# EXERCISE DESCRIPTION
Below are the records; collect from them each line containing the string "числа".

# DATA PROVIDED
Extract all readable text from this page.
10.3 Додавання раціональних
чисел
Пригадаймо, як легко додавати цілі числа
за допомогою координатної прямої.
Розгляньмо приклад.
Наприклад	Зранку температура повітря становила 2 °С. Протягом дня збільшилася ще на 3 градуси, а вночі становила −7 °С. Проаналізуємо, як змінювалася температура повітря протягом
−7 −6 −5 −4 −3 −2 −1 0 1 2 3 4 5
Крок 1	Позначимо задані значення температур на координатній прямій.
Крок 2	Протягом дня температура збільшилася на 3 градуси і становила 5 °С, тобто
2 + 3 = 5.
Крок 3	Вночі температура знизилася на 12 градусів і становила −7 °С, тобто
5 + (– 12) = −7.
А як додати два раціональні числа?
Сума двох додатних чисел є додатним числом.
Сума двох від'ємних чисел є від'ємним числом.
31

# THE RESULT
Пригадаймо, як легко додавати цілі числа
А як додати два раціональні числа?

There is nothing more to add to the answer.